SHORT EXERCISE:
Copy out the whole listing exactly as written, leaving the pictures behind.

[Recorded data]
-- Begin --

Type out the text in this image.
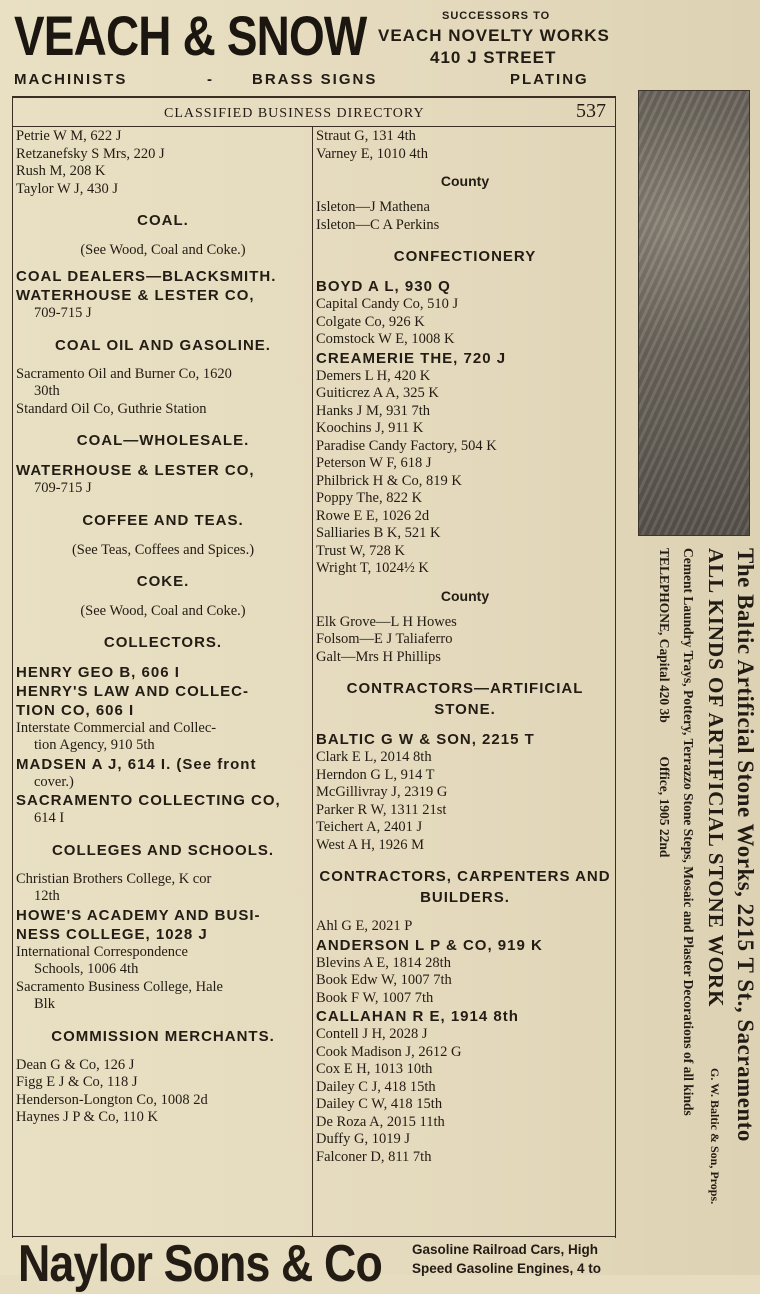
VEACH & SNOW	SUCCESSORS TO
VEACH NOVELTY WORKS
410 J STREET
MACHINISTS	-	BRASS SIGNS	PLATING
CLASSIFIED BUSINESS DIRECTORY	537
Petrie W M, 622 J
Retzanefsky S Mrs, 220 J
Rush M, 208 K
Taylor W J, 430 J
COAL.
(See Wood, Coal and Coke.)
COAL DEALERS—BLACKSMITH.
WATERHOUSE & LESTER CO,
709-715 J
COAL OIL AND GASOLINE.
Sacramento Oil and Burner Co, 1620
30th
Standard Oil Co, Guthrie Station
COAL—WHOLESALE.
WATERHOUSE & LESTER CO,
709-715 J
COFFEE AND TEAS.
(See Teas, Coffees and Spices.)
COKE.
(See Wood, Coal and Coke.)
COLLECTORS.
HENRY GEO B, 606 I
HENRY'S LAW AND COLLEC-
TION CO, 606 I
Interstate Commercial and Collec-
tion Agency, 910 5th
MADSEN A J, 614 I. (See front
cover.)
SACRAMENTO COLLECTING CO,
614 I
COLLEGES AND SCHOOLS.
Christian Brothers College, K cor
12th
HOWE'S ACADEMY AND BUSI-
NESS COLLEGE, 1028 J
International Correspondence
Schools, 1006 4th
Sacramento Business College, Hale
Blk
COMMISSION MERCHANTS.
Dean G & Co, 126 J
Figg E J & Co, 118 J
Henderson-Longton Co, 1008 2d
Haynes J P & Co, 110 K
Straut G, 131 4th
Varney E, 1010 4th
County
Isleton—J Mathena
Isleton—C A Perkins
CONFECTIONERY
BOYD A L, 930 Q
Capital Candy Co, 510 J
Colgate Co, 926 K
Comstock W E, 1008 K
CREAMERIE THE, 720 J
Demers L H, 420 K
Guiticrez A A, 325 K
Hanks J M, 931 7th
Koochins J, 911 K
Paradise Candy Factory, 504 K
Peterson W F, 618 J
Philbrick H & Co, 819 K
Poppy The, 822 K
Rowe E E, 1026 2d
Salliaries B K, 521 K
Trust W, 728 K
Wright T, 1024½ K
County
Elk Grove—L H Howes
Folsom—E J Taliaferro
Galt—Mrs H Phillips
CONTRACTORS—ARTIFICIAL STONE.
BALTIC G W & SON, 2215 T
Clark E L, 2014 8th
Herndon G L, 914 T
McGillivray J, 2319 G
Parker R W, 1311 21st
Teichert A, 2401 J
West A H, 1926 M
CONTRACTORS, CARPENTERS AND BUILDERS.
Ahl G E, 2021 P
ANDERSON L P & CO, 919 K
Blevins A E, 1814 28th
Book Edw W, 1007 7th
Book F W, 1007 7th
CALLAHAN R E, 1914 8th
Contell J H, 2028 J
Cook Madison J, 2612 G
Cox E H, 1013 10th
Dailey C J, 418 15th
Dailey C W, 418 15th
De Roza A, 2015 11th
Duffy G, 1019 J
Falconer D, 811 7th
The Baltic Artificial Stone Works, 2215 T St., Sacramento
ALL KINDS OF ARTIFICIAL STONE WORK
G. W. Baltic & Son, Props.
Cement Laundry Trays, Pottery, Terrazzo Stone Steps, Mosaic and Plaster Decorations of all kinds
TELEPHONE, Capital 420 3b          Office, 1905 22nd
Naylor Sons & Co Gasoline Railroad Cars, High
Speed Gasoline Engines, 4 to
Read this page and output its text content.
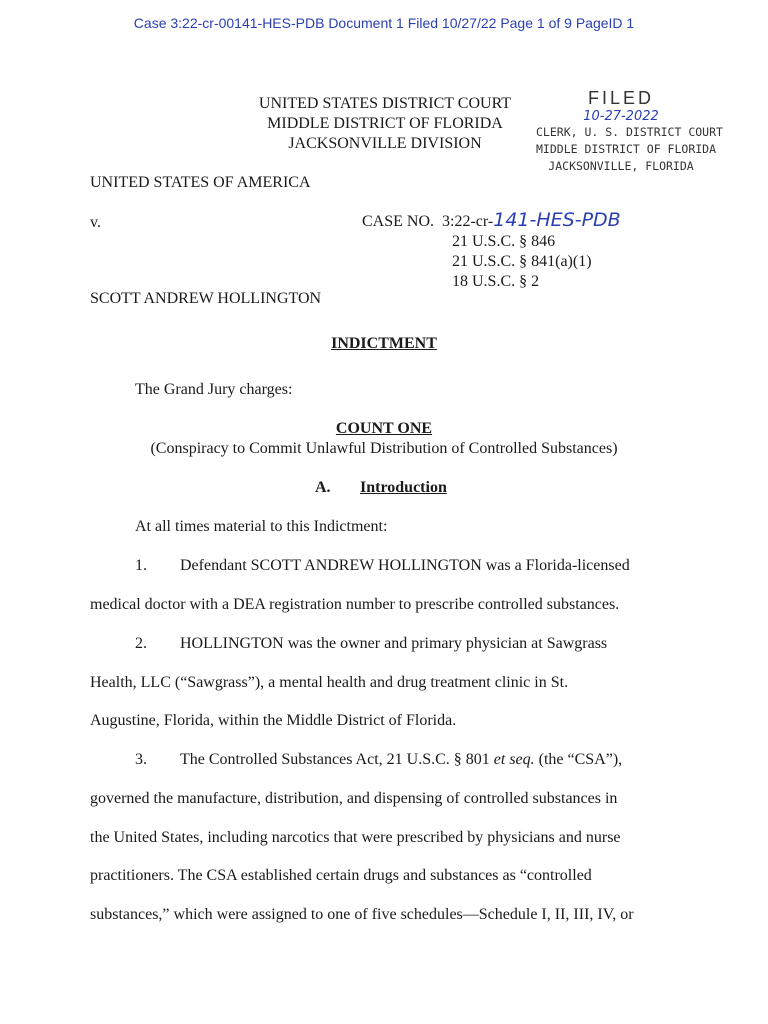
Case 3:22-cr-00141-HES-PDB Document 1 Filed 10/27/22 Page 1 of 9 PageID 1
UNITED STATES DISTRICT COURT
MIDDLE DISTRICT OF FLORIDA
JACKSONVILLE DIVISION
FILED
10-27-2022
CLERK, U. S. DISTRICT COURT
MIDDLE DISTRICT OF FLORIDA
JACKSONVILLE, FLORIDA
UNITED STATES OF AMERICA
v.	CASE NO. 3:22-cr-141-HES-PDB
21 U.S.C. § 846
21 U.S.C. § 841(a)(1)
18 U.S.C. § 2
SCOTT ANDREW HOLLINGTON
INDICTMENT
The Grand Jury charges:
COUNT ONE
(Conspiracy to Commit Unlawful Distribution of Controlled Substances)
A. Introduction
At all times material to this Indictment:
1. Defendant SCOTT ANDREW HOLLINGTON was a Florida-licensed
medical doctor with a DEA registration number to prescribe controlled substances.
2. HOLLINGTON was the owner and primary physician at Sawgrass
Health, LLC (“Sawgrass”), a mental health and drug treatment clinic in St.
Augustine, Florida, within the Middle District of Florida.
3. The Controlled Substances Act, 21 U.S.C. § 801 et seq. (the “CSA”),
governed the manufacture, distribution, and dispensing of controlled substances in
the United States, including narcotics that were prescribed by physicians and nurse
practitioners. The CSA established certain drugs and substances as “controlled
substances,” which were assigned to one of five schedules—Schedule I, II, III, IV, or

-- End --

WRITTEN ANSWER:
Type out the text in this image.
VEACH & SNOW	SUCCESSORS TO
VEACH NOVELTY WORKS
410 J STREET
MACHINISTS	-	BRASS SIGNS	PLATING
CLASSIFIED BUSINESS DIRECTORY	537
Petrie W M, 622 J
Retzanefsky S Mrs, 220 J
Rush M, 208 K
Taylor W J, 430 J
COAL.
(See Wood, Coal and Coke.)
COAL DEALERS—BLACKSMITH.
WATERHOUSE & LESTER CO,
709-715 J
COAL OIL AND GASOLINE.
Sacramento Oil and Burner Co, 1620
30th
Standard Oil Co, Guthrie Station
COAL—WHOLESALE.
WATERHOUSE & LESTER CO,
709-715 J
COFFEE AND TEAS.
(See Teas, Coffees and Spices.)
COKE.
(See Wood, Coal and Coke.)
COLLECTORS.
HENRY GEO B, 606 I
HENRY'S LAW AND COLLEC-
TION CO, 606 I
Interstate Commercial and Collec-
tion Agency, 910 5th
MADSEN A J, 614 I. (See front
cover.)
SACRAMENTO COLLECTING CO,
614 I
COLLEGES AND SCHOOLS.
Christian Brothers College, K cor
12th
HOWE'S ACADEMY AND BUSI-
NESS COLLEGE, 1028 J
International Correspondence
Schools, 1006 4th
Sacramento Business College, Hale
Blk
COMMISSION MERCHANTS.
Dean G & Co, 126 J
Figg E J & Co, 118 J
Henderson-Longton Co, 1008 2d
Haynes J P & Co, 110 K
Straut G, 131 4th
Varney E, 1010 4th
County
Isleton—J Mathena
Isleton—C A Perkins
CONFECTIONERY
BOYD A L, 930 Q
Capital Candy Co, 510 J
Colgate Co, 926 K
Comstock W E, 1008 K
CREAMERIE THE, 720 J
Demers L H, 420 K
Guiticrez A A, 325 K
Hanks J M, 931 7th
Koochins J, 911 K
Paradise Candy Factory, 504 K
Peterson W F, 618 J
Philbrick H & Co, 819 K
Poppy The, 822 K
Rowe E E, 1026 2d
Salliaries B K, 521 K
Trust W, 728 K
Wright T, 1024½ K
County
Elk Grove—L H Howes
Folsom—E J Taliaferro
Galt—Mrs H Phillips
CONTRACTORS—ARTIFICIAL STONE.
BALTIC G W & SON, 2215 T
Clark E L, 2014 8th
Herndon G L, 914 T
McGillivray J, 2319 G
Parker R W, 1311 21st
Teichert A, 2401 J
West A H, 1926 M
CONTRACTORS, CARPENTERS AND BUILDERS.
Ahl G E, 2021 P
ANDERSON L P & CO, 919 K
Blevins A E, 1814 28th
Book Edw W, 1007 7th
Book F W, 1007 7th
CALLAHAN R E, 1914 8th
Contell J H, 2028 J
Cook Madison J, 2612 G
Cox E H, 1013 10th
Dailey C J, 418 15th
Dailey C W, 418 15th
De Roza A, 2015 11th
Duffy G, 1019 J
Falconer D, 811 7th
The Baltic Artificial Stone Works, 2215 T St., Sacramento
ALL KINDS OF ARTIFICIAL STONE WORK
G. W. Baltic & Son, Props.
Cement Laundry Trays, Pottery, Terrazzo Stone Steps, Mosaic and Plaster Decorations of all kinds
TELEPHONE, Capital 420 3b          Office, 1905 22nd
Naylor Sons & Co Gasoline Railroad Cars, High
Speed Gasoline Engines, 4 to
Read this page and output its text content.
Case 3:22-cr-00141-HES-PDB Document 1 Filed 10/27/22 Page 1 of 9 PageID 1
UNITED STATES DISTRICT COURT
MIDDLE DISTRICT OF FLORIDA
JACKSONVILLE DIVISION
FILED
10-27-2022
CLERK, U. S. DISTRICT COURT
MIDDLE DISTRICT OF FLORIDA
JACKSONVILLE, FLORIDA
UNITED STATES OF AMERICA
v.	CASE NO. 3:22-cr-141-HES-PDB
21 U.S.C. § 846
21 U.S.C. § 841(a)(1)
18 U.S.C. § 2
SCOTT ANDREW HOLLINGTON
INDICTMENT
The Grand Jury charges:
COUNT ONE
(Conspiracy to Commit Unlawful Distribution of Controlled Substances)
A. Introduction
At all times material to this Indictment:
1. Defendant SCOTT ANDREW HOLLINGTON was a Florida-licensed
medical doctor with a DEA registration number to prescribe controlled substances.
2. HOLLINGTON was the owner and primary physician at Sawgrass
Health, LLC (“Sawgrass”), a mental health and drug treatment clinic in St.
Augustine, Florida, within the Middle District of Florida.
3. The Controlled Substances Act, 21 U.S.C. § 801 et seq. (the “CSA”),
governed the manufacture, distribution, and dispensing of controlled substances in
the United States, including narcotics that were prescribed by physicians and nurse
practitioners. The CSA established certain drugs and substances as “controlled
substances,” which were assigned to one of five schedules—Schedule I, II, III, IV, or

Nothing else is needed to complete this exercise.